(Text section)
◇ ◇ ◇ ◇ ◇ ◇ ◇
Perhaps not everyone knows that my wife, Becky, decided to once again return to school. This time, she's hot in pursuit of an administrator's license so she can, hopefully, some day be a school principal. She's also teaching full-time (actually, teaching is MORE than full time) and is now taking night classes and writing papers on the weekends to boot.

The long and short of it . . . we rarely see each other except in passing in or out of the door and most of our conversations and communication is done on the fly or through mental telepathy. Still, it's exciting for me to think of my wife being in charge. This brings a whole new dimension (for me) to being spanked by the principal.

A couple of weeks ago my wife also received an invitation to contribute to a book, and after she told the editor that her husband was a writer (no really, she said, he writes books and stuff, like real books! I don't read them, but I think he's written several!) the editor invited us to write a co-authored essay about the insights, stresses and challenges of a spouse pursuing a graduate degree at such an advanced age!

Neither of us really want to write this . . . and I have my doubts about whether or not my wife and I can collaborate on a writing project. Becky is, in fact, a great writer. She's slow, methodical, and precise . . . three wonderful qualities for a writer which I do not possess. She is more in the analytical vein and usually rewrites every sentence five times before she is satisfied with it. Me? I write, read, and maybe re-write once, and then I'm off writing another paragraph, another essay, another book. I could give you more examples from other areas of our life, but believe me, you don't want the details.

I'm afraid of what this collaboration might do to our relationship. Good Lord, what if we actually end up liking each other and want to write more things together? What if, after writing this essay, Becky decides that I should go back to school and become a plumber? What if we talk more? It could lead to things like casual sex or meaningful conversation. I think we both like our marriage the way it is: boring, with a hint of passion every seven months or so and plenty of personal space for solitaire and reruns of I Dream of Jeannie.

No, I'm not sure about this.

And what about the money? I mean, how are we going to split the royalties? There's not much to split now, and I hate it when we haggle over $2.40. She wants to buy coffee and I want a donut. That solution would be fine, normally, but she won't let me dunk.

Last night, before we found each other in bed around 12:30 a.m., I asked her if she would like to call the whole thing off. "I don't think we were meant to write together," I said sadly. "I think I should be on my own. But it's not you . . . it's me."

"So," she said, "are you suggesting a breakup? Separate by-lines? Different agents? What?"

"We weren't meant to write together," I said. "I'm sorry. I can't do this. It's all happening too fast."

There were tears, yes . . . but in the end we agreed to make it work. And now, I'll never let her leave. I'm in too deep now . . . up to four paragraphs with the woman and she's still writing.

I can't wait for my turn.

Tuesday, August 10, 2010

Writing Under Contract

In his book, Blue Like Jazz, Donald Miller offers an eloquent explanation of the pitfalls of writing without a contract:

. . . when you are writing without a contract, you feel as though everything you say is completely worthless (technically it is, until you get a contract).

You can write all day and still not feel that you have done anything. (Pgs 188-189)
◇ ◇ ◇ ◇ ◇ ◇ ◇
[Region and label listings]
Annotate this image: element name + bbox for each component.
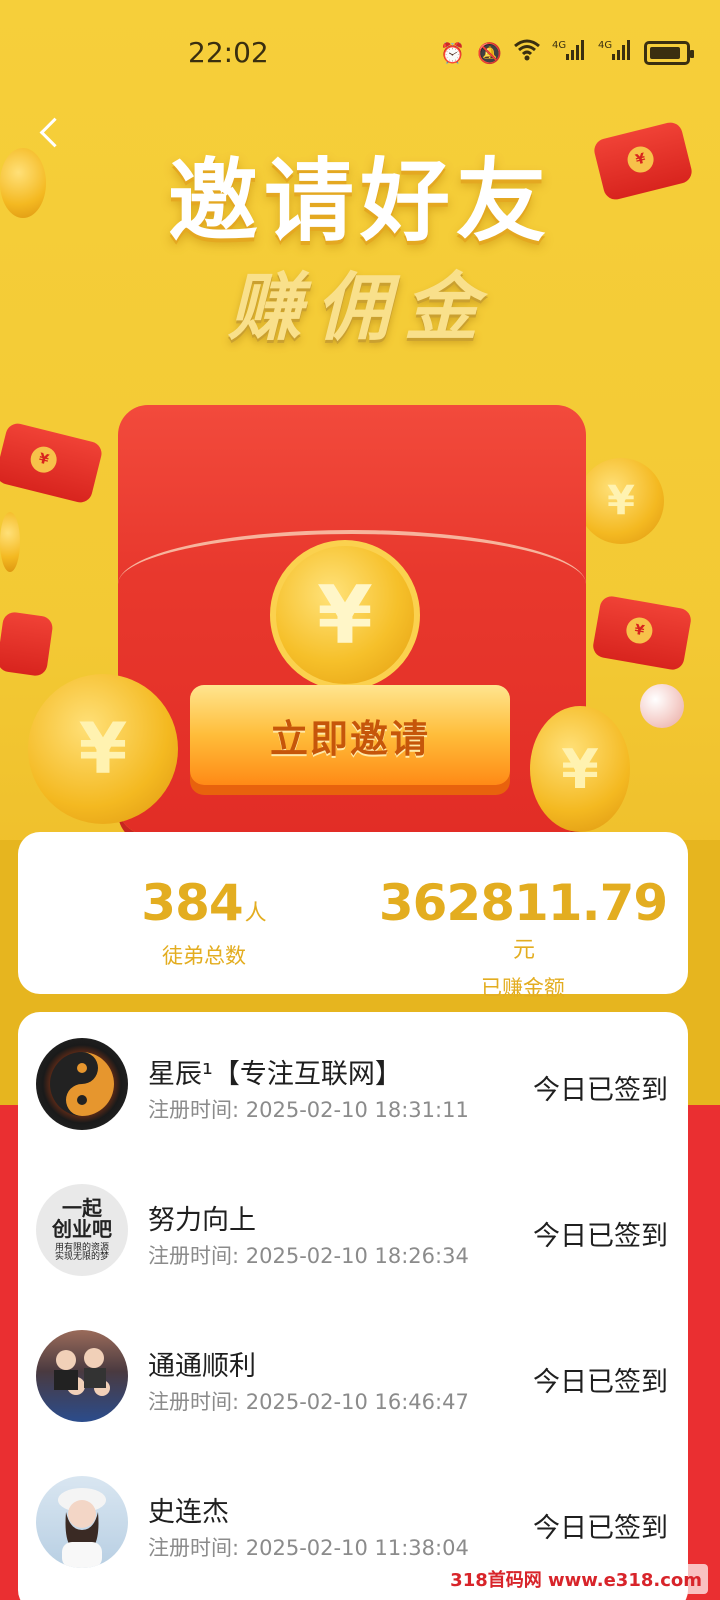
list-item[interactable]: 一起 创业吧 用有限的资源 实现无限的梦 努力向上 注册时间: 2025-02-… [18, 1158, 688, 1298]
coin-icon: ¥ [28, 674, 178, 824]
checkin-status: 今日已签到 [533, 1221, 668, 1252]
avatar: 一起 创业吧 用有限的资源 实现无限的梦 [36, 1184, 128, 1276]
member-name: 星辰¹【专注互联网】 [148, 1059, 402, 1090]
invite-page: 22:02 ⏰ 🔕 4G 4G 邀请好友 赚佣金 ¥ ¥ ¥ ¥ ¥ ¥ ¥ 立… [0, 0, 720, 1600]
avatar [36, 1476, 128, 1568]
signal-4g-icon: 4G [598, 38, 632, 67]
battery-charging-icon [644, 40, 694, 65]
register-time: 注册时间: 2025-02-10 18:26:34 [148, 1244, 469, 1268]
status-icons: ⏰ 🔕 4G 4G [440, 38, 694, 67]
portrait-icon [58, 1488, 106, 1568]
coin-icon: ¥ [530, 706, 630, 832]
red-envelope-icon: ¥ [0, 421, 105, 505]
yuan-coin-icon: ¥ [270, 540, 420, 690]
disciples-label: 徒弟总数 [162, 944, 246, 968]
member-name: 努力向上 [148, 1205, 256, 1236]
earned-stat-value: 362811.79 元 [378, 874, 668, 964]
group-photo-icon [54, 1348, 110, 1396]
earned-label: 已赚金额 [481, 976, 565, 1000]
coin-icon: ¥ [578, 458, 664, 544]
register-time: 注册时间: 2025-02-10 16:46:47 [148, 1390, 469, 1414]
signal-4g-icon: 4G [552, 38, 586, 67]
member-list: 星辰¹【专注互联网】 注册时间: 2025-02-10 18:31:11 今日已… [18, 1012, 688, 1600]
member-name: 通通顺利 [148, 1351, 256, 1382]
network-label: 4G [598, 40, 612, 51]
checkin-status: 今日已签到 [533, 1367, 668, 1398]
invite-now-button[interactable]: 立即邀请 [190, 685, 510, 785]
earned-stat: 362811.79 元 已赚金额 [378, 874, 668, 1002]
member-name: 史连杰 [148, 1497, 229, 1528]
checkin-status: 今日已签到 [533, 1513, 668, 1544]
checkin-status: 今日已签到 [533, 1075, 668, 1106]
earned-unit: 元 [512, 938, 535, 963]
status-bar: 22:02 ⏰ 🔕 4G 4G [0, 0, 720, 104]
wifi-icon [514, 39, 540, 66]
avatar [36, 1330, 128, 1422]
register-time: 注册时间: 2025-02-10 11:38:04 [148, 1536, 469, 1560]
mute-icon: 🔕 [477, 40, 502, 65]
coin-icon [0, 148, 46, 218]
disciples-stat: 384人 徒弟总数 [94, 874, 314, 970]
stats-card: 384人 徒弟总数 362811.79 元 已赚金额 [18, 832, 688, 1000]
disciples-unit: 人 [244, 901, 267, 926]
yin-yang-icon [50, 1052, 114, 1116]
network-label: 4G [552, 40, 566, 51]
coin-icon [0, 512, 20, 572]
list-item[interactable]: 星辰¹【专注互联网】 注册时间: 2025-02-10 18:31:11 今日已… [18, 1012, 688, 1152]
site-watermark: 318首码网 www.e318.com [444, 1564, 708, 1594]
hero-subtitle: 赚佣金 [228, 265, 492, 351]
avatar [36, 1038, 128, 1130]
red-envelope-icon [0, 610, 54, 678]
list-item[interactable]: 通通顺利 注册时间: 2025-02-10 16:46:47 今日已签到 [18, 1304, 688, 1444]
register-time: 注册时间: 2025-02-10 18:31:11 [148, 1098, 469, 1122]
pearl-icon [640, 684, 684, 728]
alarm-icon: ⏰ [440, 40, 466, 65]
earned-amount: 362811.79 [378, 874, 668, 932]
disciples-stat-value: 384人 [94, 874, 314, 932]
status-time: 22:02 [188, 36, 269, 69]
disciples-count: 384 [141, 874, 243, 932]
red-envelope-icon: ¥ [591, 594, 693, 672]
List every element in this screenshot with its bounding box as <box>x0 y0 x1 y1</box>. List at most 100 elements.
◇ ◇ ◇ ◇ ◇ ◇ ◇
(What this exercise asks)
[1] Repeat the stretch of the blog post from "There were tears, yes" through "for my turn.", swapping "paragraphs" for "pages".
[2] According to the blog post, how many times does Becky usually rewrite every sentence before she is satisfied with it?
The material has no connection to the blog post.

(The answers)
[1]
There were tears, yes . . . but in the end we agreed to make it work. And now, I'll never let her leave. I'm in too deep now . . . up to four pages with the woman and she's still writing.

I can't wait for my turn.

[2] Five times.